### Your task
Retype the rows word for word, from the first one down to and including the one containing "toc-leader-dots: [278, 281, 521, 293]".

☆ ☆ ☆

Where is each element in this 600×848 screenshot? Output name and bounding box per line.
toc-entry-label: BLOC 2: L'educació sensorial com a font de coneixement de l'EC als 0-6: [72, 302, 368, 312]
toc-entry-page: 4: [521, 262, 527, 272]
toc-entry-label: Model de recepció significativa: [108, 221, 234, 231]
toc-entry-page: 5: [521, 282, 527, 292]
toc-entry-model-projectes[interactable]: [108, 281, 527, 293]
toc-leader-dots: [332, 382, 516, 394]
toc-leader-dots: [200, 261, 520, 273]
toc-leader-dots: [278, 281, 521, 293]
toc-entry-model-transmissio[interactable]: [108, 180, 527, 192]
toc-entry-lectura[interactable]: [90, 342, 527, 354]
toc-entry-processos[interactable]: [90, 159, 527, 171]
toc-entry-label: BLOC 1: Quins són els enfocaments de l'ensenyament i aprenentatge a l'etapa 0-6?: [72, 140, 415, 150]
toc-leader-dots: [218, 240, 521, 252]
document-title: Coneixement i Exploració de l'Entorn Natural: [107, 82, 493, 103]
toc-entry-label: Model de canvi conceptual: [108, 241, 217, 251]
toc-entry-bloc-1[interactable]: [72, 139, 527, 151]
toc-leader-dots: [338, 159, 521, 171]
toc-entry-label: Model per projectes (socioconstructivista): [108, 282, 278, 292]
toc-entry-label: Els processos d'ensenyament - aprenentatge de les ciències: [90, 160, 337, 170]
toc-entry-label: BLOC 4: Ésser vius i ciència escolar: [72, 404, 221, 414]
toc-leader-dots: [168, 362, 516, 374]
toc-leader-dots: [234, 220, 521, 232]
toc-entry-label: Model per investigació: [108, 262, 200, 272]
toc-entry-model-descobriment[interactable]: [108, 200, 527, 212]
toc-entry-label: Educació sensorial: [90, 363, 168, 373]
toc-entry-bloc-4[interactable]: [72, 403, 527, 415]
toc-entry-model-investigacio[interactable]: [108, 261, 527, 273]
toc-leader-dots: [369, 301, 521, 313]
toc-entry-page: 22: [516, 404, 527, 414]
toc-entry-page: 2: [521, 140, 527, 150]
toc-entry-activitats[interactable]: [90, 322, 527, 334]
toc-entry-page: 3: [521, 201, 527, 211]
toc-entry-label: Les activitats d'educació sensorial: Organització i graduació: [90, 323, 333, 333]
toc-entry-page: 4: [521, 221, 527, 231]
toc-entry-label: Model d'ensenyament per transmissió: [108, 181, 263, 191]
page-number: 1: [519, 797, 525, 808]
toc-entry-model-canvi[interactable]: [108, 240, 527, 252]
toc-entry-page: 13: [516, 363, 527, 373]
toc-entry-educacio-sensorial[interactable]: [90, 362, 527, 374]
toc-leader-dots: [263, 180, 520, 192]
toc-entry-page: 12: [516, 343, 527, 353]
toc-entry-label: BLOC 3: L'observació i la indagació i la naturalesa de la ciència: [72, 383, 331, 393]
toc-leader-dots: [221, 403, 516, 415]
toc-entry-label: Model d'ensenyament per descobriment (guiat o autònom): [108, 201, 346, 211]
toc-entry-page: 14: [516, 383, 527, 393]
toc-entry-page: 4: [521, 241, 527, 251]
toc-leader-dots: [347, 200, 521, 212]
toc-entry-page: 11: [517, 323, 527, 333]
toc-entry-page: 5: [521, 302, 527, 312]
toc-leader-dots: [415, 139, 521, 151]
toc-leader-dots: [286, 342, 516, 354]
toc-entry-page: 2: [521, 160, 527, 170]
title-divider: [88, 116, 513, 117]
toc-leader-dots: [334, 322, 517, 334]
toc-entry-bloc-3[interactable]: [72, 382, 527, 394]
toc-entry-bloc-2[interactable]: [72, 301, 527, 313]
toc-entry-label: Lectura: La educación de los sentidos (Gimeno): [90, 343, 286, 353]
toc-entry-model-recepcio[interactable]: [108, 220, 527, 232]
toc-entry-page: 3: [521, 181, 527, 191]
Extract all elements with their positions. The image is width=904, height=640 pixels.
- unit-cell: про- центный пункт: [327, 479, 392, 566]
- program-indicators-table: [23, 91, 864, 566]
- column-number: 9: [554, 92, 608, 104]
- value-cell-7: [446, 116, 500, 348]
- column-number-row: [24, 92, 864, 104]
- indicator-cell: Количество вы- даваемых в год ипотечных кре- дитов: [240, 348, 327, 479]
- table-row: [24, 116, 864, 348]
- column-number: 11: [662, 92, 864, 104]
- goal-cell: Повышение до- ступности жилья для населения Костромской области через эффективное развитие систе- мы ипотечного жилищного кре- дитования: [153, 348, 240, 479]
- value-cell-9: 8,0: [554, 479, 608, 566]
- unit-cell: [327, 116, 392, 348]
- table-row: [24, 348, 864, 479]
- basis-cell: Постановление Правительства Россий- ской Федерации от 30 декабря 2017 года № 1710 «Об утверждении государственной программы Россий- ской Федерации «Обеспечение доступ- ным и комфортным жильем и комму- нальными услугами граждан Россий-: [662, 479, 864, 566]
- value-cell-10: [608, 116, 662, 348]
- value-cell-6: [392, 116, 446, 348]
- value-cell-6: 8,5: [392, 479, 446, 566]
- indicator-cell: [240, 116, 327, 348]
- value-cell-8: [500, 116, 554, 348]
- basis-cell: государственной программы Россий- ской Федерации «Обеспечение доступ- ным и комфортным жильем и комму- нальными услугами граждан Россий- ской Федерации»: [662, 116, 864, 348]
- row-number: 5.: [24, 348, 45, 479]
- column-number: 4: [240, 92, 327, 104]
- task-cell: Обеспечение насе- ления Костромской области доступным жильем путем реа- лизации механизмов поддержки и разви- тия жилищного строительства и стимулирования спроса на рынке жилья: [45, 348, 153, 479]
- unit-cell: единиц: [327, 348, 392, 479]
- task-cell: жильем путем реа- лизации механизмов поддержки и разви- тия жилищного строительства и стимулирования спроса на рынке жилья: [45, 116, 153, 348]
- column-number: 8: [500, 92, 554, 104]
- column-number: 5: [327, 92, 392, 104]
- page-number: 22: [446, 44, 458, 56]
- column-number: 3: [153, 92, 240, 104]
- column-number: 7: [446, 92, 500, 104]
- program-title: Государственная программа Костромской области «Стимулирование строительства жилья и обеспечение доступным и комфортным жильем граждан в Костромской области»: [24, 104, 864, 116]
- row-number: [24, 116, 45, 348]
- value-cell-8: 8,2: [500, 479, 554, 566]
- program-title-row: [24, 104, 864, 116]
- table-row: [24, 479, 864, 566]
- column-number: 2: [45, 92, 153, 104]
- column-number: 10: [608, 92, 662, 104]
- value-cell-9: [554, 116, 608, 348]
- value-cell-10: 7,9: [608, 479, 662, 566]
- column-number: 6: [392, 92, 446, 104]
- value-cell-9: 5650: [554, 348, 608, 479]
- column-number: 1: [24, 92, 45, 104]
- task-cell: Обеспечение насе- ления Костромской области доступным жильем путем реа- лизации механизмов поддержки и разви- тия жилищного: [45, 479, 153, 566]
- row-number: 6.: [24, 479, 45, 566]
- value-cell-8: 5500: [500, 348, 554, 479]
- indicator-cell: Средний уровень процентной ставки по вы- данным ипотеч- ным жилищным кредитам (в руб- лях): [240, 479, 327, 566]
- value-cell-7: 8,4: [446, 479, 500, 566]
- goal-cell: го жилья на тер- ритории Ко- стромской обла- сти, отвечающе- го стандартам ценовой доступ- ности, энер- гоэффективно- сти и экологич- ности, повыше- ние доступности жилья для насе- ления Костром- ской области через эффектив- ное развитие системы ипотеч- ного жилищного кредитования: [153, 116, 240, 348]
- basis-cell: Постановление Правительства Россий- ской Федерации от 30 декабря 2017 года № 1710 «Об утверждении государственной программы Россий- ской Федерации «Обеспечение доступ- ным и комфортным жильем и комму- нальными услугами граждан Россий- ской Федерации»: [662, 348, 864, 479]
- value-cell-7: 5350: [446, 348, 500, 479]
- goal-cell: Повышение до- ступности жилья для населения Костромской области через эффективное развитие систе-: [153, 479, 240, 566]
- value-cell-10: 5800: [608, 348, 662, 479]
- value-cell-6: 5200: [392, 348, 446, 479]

☆ ☆ ☆

### The result
Where is each element in this 600×848 screenshot? Output name and bounding box per line.
toc-entry-label: BLOC 2: L'educació sensorial com a font de coneixement de l'EC als 0-6: [72, 302, 368, 312]
toc-entry-page: 4: [521, 262, 527, 272]
toc-entry-label: Model de recepció significativa: [108, 221, 234, 231]
toc-entry-page: 5: [521, 282, 527, 292]
toc-entry-model-projectes[interactable]: [108, 281, 527, 293]
toc-leader-dots: [332, 382, 516, 394]
toc-leader-dots: [200, 261, 520, 273]
toc-leader-dots: [278, 281, 521, 293]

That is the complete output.